__EXTRACTED ENTRIES__
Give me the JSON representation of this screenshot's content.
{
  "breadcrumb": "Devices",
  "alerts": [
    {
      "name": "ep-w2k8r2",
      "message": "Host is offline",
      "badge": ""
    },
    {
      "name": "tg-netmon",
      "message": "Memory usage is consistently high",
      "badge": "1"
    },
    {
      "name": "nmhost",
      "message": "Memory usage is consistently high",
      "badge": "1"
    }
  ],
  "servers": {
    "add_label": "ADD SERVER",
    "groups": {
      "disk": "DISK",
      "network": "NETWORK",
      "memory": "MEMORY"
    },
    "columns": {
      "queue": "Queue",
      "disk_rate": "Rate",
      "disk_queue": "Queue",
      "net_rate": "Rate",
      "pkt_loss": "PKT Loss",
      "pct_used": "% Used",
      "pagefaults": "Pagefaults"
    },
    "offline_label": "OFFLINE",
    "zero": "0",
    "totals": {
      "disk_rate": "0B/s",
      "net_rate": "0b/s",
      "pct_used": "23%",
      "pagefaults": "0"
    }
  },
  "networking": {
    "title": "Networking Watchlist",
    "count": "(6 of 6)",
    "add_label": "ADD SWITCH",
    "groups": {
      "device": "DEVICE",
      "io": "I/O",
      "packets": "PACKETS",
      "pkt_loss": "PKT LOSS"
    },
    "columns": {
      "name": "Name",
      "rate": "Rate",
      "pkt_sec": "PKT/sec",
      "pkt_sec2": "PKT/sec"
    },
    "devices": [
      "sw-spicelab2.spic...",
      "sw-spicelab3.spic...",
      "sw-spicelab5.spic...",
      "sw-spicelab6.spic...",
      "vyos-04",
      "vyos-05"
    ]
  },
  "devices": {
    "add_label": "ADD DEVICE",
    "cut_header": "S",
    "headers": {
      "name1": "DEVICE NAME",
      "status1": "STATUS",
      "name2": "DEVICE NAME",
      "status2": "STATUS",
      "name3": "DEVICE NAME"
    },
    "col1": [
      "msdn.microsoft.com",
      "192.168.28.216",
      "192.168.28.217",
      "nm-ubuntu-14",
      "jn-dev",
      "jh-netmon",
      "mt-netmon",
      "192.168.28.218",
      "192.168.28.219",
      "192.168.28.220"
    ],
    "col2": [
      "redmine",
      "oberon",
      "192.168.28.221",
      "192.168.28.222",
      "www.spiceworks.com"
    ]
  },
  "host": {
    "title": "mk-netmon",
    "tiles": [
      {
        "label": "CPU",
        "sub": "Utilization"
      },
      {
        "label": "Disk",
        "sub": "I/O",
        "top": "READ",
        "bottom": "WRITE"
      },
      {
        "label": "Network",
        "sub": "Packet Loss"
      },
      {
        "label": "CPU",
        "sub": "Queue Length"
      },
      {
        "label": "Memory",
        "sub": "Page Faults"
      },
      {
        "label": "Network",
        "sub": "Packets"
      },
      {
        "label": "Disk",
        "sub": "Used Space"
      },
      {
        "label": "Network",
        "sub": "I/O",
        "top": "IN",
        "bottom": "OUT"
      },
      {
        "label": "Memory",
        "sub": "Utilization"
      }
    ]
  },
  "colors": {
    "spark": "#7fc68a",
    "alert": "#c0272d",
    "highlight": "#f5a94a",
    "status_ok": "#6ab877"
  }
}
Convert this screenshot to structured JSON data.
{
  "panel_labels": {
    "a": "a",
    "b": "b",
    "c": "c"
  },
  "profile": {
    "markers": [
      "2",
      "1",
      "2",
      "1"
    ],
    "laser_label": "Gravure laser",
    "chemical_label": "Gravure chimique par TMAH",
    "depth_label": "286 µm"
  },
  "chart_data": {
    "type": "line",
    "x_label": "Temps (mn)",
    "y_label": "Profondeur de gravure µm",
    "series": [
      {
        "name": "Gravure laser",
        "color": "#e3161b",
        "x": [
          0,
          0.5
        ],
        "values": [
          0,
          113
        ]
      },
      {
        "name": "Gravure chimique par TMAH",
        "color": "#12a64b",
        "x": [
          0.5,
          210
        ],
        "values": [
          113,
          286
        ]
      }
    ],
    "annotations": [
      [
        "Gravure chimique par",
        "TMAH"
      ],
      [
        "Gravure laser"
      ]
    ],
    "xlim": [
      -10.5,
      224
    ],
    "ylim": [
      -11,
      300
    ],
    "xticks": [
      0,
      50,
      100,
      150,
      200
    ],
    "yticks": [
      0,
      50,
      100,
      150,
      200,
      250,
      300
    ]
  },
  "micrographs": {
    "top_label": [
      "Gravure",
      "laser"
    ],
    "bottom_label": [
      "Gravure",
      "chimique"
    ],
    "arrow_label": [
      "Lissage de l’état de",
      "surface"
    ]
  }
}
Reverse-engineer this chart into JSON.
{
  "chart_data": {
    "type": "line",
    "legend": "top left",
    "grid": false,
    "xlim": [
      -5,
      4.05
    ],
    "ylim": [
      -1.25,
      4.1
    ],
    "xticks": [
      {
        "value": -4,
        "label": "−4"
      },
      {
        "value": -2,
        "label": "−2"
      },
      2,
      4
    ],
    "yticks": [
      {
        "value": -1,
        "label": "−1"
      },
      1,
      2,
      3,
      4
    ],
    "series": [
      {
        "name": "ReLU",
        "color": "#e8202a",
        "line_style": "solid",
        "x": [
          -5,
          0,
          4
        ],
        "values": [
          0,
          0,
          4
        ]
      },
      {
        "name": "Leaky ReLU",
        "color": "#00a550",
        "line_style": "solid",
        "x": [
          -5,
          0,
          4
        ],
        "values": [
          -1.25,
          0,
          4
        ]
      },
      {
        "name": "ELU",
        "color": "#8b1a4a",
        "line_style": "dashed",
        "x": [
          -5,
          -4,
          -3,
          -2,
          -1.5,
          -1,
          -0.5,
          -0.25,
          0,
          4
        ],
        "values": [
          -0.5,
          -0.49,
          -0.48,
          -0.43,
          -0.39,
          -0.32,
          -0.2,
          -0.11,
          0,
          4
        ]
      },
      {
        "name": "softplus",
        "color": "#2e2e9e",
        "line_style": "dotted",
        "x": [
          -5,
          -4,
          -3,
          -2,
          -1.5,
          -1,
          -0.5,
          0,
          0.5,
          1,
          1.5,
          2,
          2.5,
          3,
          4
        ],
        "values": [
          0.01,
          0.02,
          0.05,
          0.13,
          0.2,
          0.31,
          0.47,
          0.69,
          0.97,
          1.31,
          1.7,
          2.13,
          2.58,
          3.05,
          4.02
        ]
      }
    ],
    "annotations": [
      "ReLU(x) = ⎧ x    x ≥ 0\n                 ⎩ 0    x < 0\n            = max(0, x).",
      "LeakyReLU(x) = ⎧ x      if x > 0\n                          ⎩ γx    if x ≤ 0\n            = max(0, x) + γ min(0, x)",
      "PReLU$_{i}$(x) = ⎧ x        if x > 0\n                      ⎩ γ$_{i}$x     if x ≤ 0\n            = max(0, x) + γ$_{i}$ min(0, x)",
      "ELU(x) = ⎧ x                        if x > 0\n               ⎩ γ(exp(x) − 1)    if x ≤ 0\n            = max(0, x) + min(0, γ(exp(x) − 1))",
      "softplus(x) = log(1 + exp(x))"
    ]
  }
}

__GIVEN PROBLEM__
Exactly reproduce every record.

__ANSWER TO THIS PROBLEM__
Give me the JSON representation of this screenshot's content.
{
  "breadcrumb": "Devices",
  "alerts": [
    {
      "name": "ep-w2k8r2",
      "message": "Host is offline",
      "badge": ""
    },
    {
      "name": "tg-netmon",
      "message": "Memory usage is consistently high",
      "badge": "1"
    },
    {
      "name": "nmhost",
      "message": "Memory usage is consistently high",
      "badge": "1"
    }
  ],
  "servers": {
    "add_label": "ADD SERVER",
    "groups": {
      "disk": "DISK",
      "network": "NETWORK",
      "memory": "MEMORY"
    },
    "columns": {
      "queue": "Queue",
      "disk_rate": "Rate",
      "disk_queue": "Queue",
      "net_rate": "Rate",
      "pkt_loss": "PKT Loss",
      "pct_used": "% Used",
      "pagefaults": "Pagefaults"
    },
    "offline_label": "OFFLINE",
    "zero": "0",
    "totals": {
      "disk_rate": "0B/s",
      "net_rate": "0b/s",
      "pct_used": "23%",
      "pagefaults": "0"
    }
  },
  "networking": {
    "title": "Networking Watchlist",
    "count": "(6 of 6)",
    "add_label": "ADD SWITCH",
    "groups": {
      "device": "DEVICE",
      "io": "I/O",
      "packets": "PACKETS",
      "pkt_loss": "PKT LOSS"
    },
    "columns": {
      "name": "Name",
      "rate": "Rate",
      "pkt_sec": "PKT/sec",
      "pkt_sec2": "PKT/sec"
    },
    "devices": [
      "sw-spicelab2.spic...",
      "sw-spicelab3.spic...",
      "sw-spicelab5.spic...",
      "sw-spicelab6.spic...",
      "vyos-04",
      "vyos-05"
    ]
  },
  "devices": {
    "add_label": "ADD DEVICE",
    "cut_header": "S",
    "headers": {
      "name1": "DEVICE NAME",
      "status1": "STATUS",
      "name2": "DEVICE NAME",
      "status2": "STATUS",
      "name3": "DEVICE NAME"
    },
    "col1": [
      "msdn.microsoft.com",
      "192.168.28.216",
      "192.168.28.217",
      "nm-ubuntu-14",
      "jn-dev",
      "jh-netmon",
      "mt-netmon",
      "192.168.28.218",
      "192.168.28.219",
      "192.168.28.220"
    ],
    "col2": [
      "redmine",
      "oberon",
      "192.168.28.221",
      "192.168.28.222",
      "www.spiceworks.com"
    ]
  },
  "host": {
    "title": "mk-netmon",
    "tiles": [
      {
        "label": "CPU",
        "sub": "Utilization"
      },
      {
        "label": "Disk",
        "sub": "I/O",
        "top": "READ",
        "bottom": "WRITE"
      },
      {
        "label": "Network",
        "sub": "Packet Loss"
      },
      {
        "label": "CPU",
        "sub": "Queue Length"
      },
      {
        "label": "Memory",
        "sub": "Page Faults"
      },
      {
        "label": "Network",
        "sub": "Packets"
      },
      {
        "label": "Disk",
        "sub": "Used Space"
      },
      {
        "label": "Network",
        "sub": "I/O",
        "top": "IN",
        "bottom": "OUT"
      },
      {
        "label": "Memory",
        "sub": "Utilization"
      }
    ]
  },
  "colors": {
    "spark": "#7fc68a",
    "alert": "#c0272d",
    "highlight": "#f5a94a",
    "status_ok": "#6ab877"
  }
}
Convert this screenshot to structured JSON data.
{
  "panel_labels": {
    "a": "a",
    "b": "b",
    "c": "c"
  },
  "profile": {
    "markers": [
      "2",
      "1",
      "2",
      "1"
    ],
    "laser_label": "Gravure laser",
    "chemical_label": "Gravure chimique par TMAH",
    "depth_label": "286 µm"
  },
  "chart_data": {
    "type": "line",
    "x_label": "Temps (mn)",
    "y_label": "Profondeur de gravure µm",
    "series": [
      {
        "name": "Gravure laser",
        "color": "#e3161b",
        "x": [
          0,
          0.5
        ],
        "values": [
          0,
          113
        ]
      },
      {
        "name": "Gravure chimique par TMAH",
        "color": "#12a64b",
        "x": [
          0.5,
          210
        ],
        "values": [
          113,
          286
        ]
      }
    ],
    "annotations": [
      [
        "Gravure chimique par",
        "TMAH"
      ],
      [
        "Gravure laser"
      ]
    ],
    "xlim": [
      -10.5,
      224
    ],
    "ylim": [
      -11,
      300
    ],
    "xticks": [
      0,
      50,
      100,
      150,
      200
    ],
    "yticks": [
      0,
      50,
      100,
      150,
      200,
      250,
      300
    ]
  },
  "micrographs": {
    "top_label": [
      "Gravure",
      "laser"
    ],
    "bottom_label": [
      "Gravure",
      "chimique"
    ],
    "arrow_label": [
      "Lissage de l’état de",
      "surface"
    ]
  }
}
Reverse-engineer this chart into JSON.
{
  "chart_data": {
    "type": "line",
    "legend": "top left",
    "grid": false,
    "xlim": [
      -5,
      4.05
    ],
    "ylim": [
      -1.25,
      4.1
    ],
    "xticks": [
      {
        "value": -4,
        "label": "−4"
      },
      {
        "value": -2,
        "label": "−2"
      },
      2,
      4
    ],
    "yticks": [
      {
        "value": -1,
        "label": "−1"
      },
      1,
      2,
      3,
      4
    ],
    "series": [
      {
        "name": "ReLU",
        "color": "#e8202a",
        "line_style": "solid",
        "x": [
          -5,
          0,
          4
        ],
        "values": [
          0,
          0,
          4
        ]
      },
      {
        "name": "Leaky ReLU",
        "color": "#00a550",
        "line_style": "solid",
        "x": [
          -5,
          0,
          4
        ],
        "values": [
          -1.25,
          0,
          4
        ]
      },
      {
        "name": "ELU",
        "color": "#8b1a4a",
        "line_style": "dashed",
        "x": [
          -5,
          -4,
          -3,
          -2,
          -1.5,
          -1,
          -0.5,
          -0.25,
          0,
          4
        ],
        "values": [
          -0.5,
          -0.49,
          -0.48,
          -0.43,
          -0.39,
          -0.32,
          -0.2,
          -0.11,
          0,
          4
        ]
      },
      {
        "name": "softplus",
        "color": "#2e2e9e",
        "line_style": "dotted",
        "x": [
          -5,
          -4,
          -3,
          -2,
          -1.5,
          -1,
          -0.5,
          0,
          0.5,
          1,
          1.5,
          2,
          2.5,
          3,
          4
        ],
        "values": [
          0.01,
          0.02,
          0.05,
          0.13,
          0.2,
          0.31,
          0.47,
          0.69,
          0.97,
          1.31,
          1.7,
          2.13,
          2.58,
          3.05,
          4.02
        ]
      }
    ],
    "annotations": [
      "ReLU(x) = ⎧ x    x ≥ 0\n                 ⎩ 0    x < 0\n            = max(0, x).",
      "LeakyReLU(x) = ⎧ x      if x > 0\n                          ⎩ γx    if x ≤ 0\n            = max(0, x) + γ min(0, x)",
      "PReLU$_{i}$(x) = ⎧ x        if x > 0\n                      ⎩ γ$_{i}$x     if x ≤ 0\n            = max(0, x) + γ$_{i}$ min(0, x)",
      "ELU(x) = ⎧ x                        if x > 0\n               ⎩ γ(exp(x) − 1)    if x ≤ 0\n            = max(0, x) + min(0, γ(exp(x) − 1))",
      "softplus(x) = log(1 + exp(x))"
    ]
  }
}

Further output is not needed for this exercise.